▶ [Your objective]:
Write out all of the data exactly as it appears.

▶ [Supplied material]:
[start]

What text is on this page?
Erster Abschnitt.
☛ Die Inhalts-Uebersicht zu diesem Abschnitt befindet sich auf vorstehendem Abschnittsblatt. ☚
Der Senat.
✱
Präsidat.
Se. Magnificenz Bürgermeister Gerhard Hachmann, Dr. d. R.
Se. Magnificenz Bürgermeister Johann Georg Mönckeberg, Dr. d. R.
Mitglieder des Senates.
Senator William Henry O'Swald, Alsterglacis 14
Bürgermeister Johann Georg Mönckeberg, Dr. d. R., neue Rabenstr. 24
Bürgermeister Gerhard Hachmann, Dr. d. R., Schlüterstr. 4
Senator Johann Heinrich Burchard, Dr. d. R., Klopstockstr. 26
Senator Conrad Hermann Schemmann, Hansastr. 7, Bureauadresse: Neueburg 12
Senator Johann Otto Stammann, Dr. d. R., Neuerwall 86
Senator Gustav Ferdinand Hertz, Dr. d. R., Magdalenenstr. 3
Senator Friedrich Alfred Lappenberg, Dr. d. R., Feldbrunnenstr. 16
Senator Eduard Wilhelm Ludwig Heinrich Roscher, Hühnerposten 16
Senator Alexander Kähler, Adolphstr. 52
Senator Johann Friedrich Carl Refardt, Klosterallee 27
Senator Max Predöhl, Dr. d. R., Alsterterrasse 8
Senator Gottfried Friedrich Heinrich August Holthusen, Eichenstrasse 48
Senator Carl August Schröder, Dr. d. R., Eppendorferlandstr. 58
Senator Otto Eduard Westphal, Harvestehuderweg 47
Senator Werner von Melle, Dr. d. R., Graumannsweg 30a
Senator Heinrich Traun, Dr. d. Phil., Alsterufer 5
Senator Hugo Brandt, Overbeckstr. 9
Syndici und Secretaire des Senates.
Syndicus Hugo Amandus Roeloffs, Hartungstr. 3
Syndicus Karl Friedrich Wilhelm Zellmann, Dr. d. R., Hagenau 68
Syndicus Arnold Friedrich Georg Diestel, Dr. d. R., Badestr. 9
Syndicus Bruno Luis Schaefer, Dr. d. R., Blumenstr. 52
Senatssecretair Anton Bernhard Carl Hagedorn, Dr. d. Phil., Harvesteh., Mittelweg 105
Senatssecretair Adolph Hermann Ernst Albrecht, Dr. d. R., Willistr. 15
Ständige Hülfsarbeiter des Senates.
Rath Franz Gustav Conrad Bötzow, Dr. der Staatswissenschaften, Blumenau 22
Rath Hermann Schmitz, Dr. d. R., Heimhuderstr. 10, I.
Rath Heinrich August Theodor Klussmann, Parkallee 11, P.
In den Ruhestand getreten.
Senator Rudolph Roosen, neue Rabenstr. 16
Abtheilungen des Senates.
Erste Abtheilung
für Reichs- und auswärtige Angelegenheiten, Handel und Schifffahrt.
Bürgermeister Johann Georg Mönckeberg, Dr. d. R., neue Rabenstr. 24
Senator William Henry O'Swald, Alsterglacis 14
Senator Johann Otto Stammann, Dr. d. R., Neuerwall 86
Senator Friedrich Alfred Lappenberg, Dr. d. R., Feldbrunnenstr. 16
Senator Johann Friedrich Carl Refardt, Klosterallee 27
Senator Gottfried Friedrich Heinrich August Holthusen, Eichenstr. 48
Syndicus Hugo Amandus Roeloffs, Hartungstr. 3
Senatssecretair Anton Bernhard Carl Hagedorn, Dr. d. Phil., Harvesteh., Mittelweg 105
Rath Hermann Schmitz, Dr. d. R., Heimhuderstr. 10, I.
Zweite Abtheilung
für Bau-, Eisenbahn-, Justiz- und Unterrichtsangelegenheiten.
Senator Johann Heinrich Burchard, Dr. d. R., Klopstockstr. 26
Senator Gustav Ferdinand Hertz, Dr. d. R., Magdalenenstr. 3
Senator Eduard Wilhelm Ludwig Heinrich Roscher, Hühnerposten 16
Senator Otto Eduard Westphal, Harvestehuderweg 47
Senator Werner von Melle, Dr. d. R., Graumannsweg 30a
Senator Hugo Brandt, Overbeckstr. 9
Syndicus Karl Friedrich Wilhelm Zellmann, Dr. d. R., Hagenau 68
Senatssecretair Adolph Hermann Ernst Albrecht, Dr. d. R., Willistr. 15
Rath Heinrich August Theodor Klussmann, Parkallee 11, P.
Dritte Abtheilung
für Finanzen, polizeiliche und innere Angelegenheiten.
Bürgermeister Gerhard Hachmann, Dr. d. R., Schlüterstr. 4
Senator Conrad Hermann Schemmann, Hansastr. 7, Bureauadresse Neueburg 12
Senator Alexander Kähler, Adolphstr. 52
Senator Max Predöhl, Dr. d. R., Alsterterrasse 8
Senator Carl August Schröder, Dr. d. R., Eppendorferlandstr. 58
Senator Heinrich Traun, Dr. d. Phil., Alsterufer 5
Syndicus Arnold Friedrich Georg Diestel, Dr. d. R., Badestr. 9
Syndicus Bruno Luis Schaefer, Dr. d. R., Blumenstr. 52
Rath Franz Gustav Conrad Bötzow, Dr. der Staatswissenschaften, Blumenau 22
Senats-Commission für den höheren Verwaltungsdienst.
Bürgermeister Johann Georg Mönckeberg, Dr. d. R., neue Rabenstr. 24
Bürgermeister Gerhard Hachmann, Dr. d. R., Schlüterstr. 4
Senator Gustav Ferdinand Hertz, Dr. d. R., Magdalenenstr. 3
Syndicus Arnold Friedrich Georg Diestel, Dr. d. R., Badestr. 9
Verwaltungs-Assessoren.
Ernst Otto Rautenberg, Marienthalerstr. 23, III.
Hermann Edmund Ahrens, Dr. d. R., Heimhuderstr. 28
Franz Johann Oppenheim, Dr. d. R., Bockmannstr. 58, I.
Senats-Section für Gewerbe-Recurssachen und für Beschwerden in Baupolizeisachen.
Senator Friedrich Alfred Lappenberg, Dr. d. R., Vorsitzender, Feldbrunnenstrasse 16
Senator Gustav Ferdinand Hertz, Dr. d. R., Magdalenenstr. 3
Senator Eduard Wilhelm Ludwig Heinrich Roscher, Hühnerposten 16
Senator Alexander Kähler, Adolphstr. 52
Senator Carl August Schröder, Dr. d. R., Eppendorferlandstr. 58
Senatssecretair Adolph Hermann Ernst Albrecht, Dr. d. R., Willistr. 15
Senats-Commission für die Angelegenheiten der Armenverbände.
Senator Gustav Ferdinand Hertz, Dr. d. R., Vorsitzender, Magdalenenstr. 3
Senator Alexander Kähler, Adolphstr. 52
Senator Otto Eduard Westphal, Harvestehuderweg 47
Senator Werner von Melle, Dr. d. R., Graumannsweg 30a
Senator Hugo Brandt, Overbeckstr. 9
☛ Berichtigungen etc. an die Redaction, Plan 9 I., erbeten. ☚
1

[end]

▶ [Reply to the task]:
What text is on this page?
Erster Abschnitt.
☛ Die Inhalts-Uebersicht zu diesem Abschnitt befindet sich auf vorstehendem Abschnittsblatt. ☚
Der Senat.
✱
Präsidat.
Se. Magnificenz Bürgermeister Gerhard Hachmann, Dr. d. R.
Se. Magnificenz Bürgermeister Johann Georg Mönckeberg, Dr. d. R.
Mitglieder des Senates.
Senator William Henry O'Swald, Alsterglacis 14
Bürgermeister Johann Georg Mönckeberg, Dr. d. R., neue Rabenstr. 24
Bürgermeister Gerhard Hachmann, Dr. d. R., Schlüterstr. 4
Senator Johann Heinrich Burchard, Dr. d. R., Klopstockstr. 26
Senator Conrad Hermann Schemmann, Hansastr. 7, Bureauadresse: Neueburg 12
Senator Johann Otto Stammann, Dr. d. R., Neuerwall 86
Senator Gustav Ferdinand Hertz, Dr. d. R., Magdalenenstr. 3
Senator Friedrich Alfred Lappenberg, Dr. d. R., Feldbrunnenstr. 16
Senator Eduard Wilhelm Ludwig Heinrich Roscher, Hühnerposten 16
Senator Alexander Kähler, Adolphstr. 52
Senator Johann Friedrich Carl Refardt, Klosterallee 27
Senator Max Predöhl, Dr. d. R., Alsterterrasse 8
Senator Gottfried Friedrich Heinrich August Holthusen, Eichenstrasse 48
Senator Carl August Schröder, Dr. d. R., Eppendorferlandstr. 58
Senator Otto Eduard Westphal, Harvestehuderweg 47
Senator Werner von Melle, Dr. d. R., Graumannsweg 30a
Senator Heinrich Traun, Dr. d. Phil., Alsterufer 5
Senator Hugo Brandt, Overbeckstr. 9
Syndici und Secretaire des Senates.
Syndicus Hugo Amandus Roeloffs, Hartungstr. 3
Syndicus Karl Friedrich Wilhelm Zellmann, Dr. d. R., Hagenau 68
Syndicus Arnold Friedrich Georg Diestel, Dr. d. R., Badestr. 9
Syndicus Bruno Luis Schaefer, Dr. d. R., Blumenstr. 52
Senatssecretair Anton Bernhard Carl Hagedorn, Dr. d. Phil., Harvesteh., Mittelweg 105
Senatssecretair Adolph Hermann Ernst Albrecht, Dr. d. R., Willistr. 15
Ständige Hülfsarbeiter des Senates.
Rath Franz Gustav Conrad Bötzow, Dr. der Staatswissenschaften, Blumenau 22
Rath Hermann Schmitz, Dr. d. R., Heimhuderstr. 10, I.
Rath Heinrich August Theodor Klussmann, Parkallee 11, P.
In den Ruhestand getreten.
Senator Rudolph Roosen, neue Rabenstr. 16
Abtheilungen des Senates.
Erste Abtheilung
für Reichs- und auswärtige Angelegenheiten, Handel und Schifffahrt.
Bürgermeister Johann Georg Mönckeberg, Dr. d. R., neue Rabenstr. 24
Senator William Henry O'Swald, Alsterglacis 14
Senator Johann Otto Stammann, Dr. d. R., Neuerwall 86
Senator Friedrich Alfred Lappenberg, Dr. d. R., Feldbrunnenstr. 16
Senator Johann Friedrich Carl Refardt, Klosterallee 27
Senator Gottfried Friedrich Heinrich August Holthusen, Eichenstr. 48
Syndicus Hugo Amandus Roeloffs, Hartungstr. 3
Senatssecretair Anton Bernhard Carl Hagedorn, Dr. d. Phil., Harvesteh., Mittelweg 105
Rath Hermann Schmitz, Dr. d. R., Heimhuderstr. 10, I.
Zweite Abtheilung
für Bau-, Eisenbahn-, Justiz- und Unterrichtsangelegenheiten.
Senator Johann Heinrich Burchard, Dr. d. R., Klopstockstr. 26
Senator Gustav Ferdinand Hertz, Dr. d. R., Magdalenenstr. 3
Senator Eduard Wilhelm Ludwig Heinrich Roscher, Hühnerposten 16
Senator Otto Eduard Westphal, Harvestehuderweg 47
Senator Werner von Melle, Dr. d. R., Graumannsweg 30a
Senator Hugo Brandt, Overbeckstr. 9
Syndicus Karl Friedrich Wilhelm Zellmann, Dr. d. R., Hagenau 68
Senatssecretair Adolph Hermann Ernst Albrecht, Dr. d. R., Willistr. 15
Rath Heinrich August Theodor Klussmann, Parkallee 11, P.
Dritte Abtheilung
für Finanzen, polizeiliche und innere Angelegenheiten.
Bürgermeister Gerhard Hachmann, Dr. d. R., Schlüterstr. 4
Senator Conrad Hermann Schemmann, Hansastr. 7, Bureauadresse Neueburg 12
Senator Alexander Kähler, Adolphstr. 52
Senator Max Predöhl, Dr. d. R., Alsterterrasse 8
Senator Carl August Schröder, Dr. d. R., Eppendorferlandstr. 58
Senator Heinrich Traun, Dr. d. Phil., Alsterufer 5
Syndicus Arnold Friedrich Georg Diestel, Dr. d. R., Badestr. 9
Syndicus Bruno Luis Schaefer, Dr. d. R., Blumenstr. 52
Rath Franz Gustav Conrad Bötzow, Dr. der Staatswissenschaften, Blumenau 22
Senats-Commission für den höheren Verwaltungsdienst.
Bürgermeister Johann Georg Mönckeberg, Dr. d. R., neue Rabenstr. 24
Bürgermeister Gerhard Hachmann, Dr. d. R., Schlüterstr. 4
Senator Gustav Ferdinand Hertz, Dr. d. R., Magdalenenstr. 3
Syndicus Arnold Friedrich Georg Diestel, Dr. d. R., Badestr. 9
Verwaltungs-Assessoren.
Ernst Otto Rautenberg, Marienthalerstr. 23, III.
Hermann Edmund Ahrens, Dr. d. R., Heimhuderstr. 28
Franz Johann Oppenheim, Dr. d. R., Bockmannstr. 58, I.
Senats-Section für Gewerbe-Recurssachen und für Beschwerden in Baupolizeisachen.
Senator Friedrich Alfred Lappenberg, Dr. d. R., Vorsitzender, Feldbrunnenstrasse 16
Senator Gustav Ferdinand Hertz, Dr. d. R., Magdalenenstr. 3
Senator Eduard Wilhelm Ludwig Heinrich Roscher, Hühnerposten 16
Senator Alexander Kähler, Adolphstr. 52
Senator Carl August Schröder, Dr. d. R., Eppendorferlandstr. 58
Senatssecretair Adolph Hermann Ernst Albrecht, Dr. d. R., Willistr. 15
Senats-Commission für die Angelegenheiten der Armenverbände.
Senator Gustav Ferdinand Hertz, Dr. d. R., Vorsitzender, Magdalenenstr. 3
Senator Alexander Kähler, Adolphstr. 52
Senator Otto Eduard Westphal, Harvestehuderweg 47
Senator Werner von Melle, Dr. d. R., Graumannsweg 30a
Senator Hugo Brandt, Overbeckstr. 9
☛ Berichtigungen etc. an die Redaction, Plan 9 I., erbeten. ☚
1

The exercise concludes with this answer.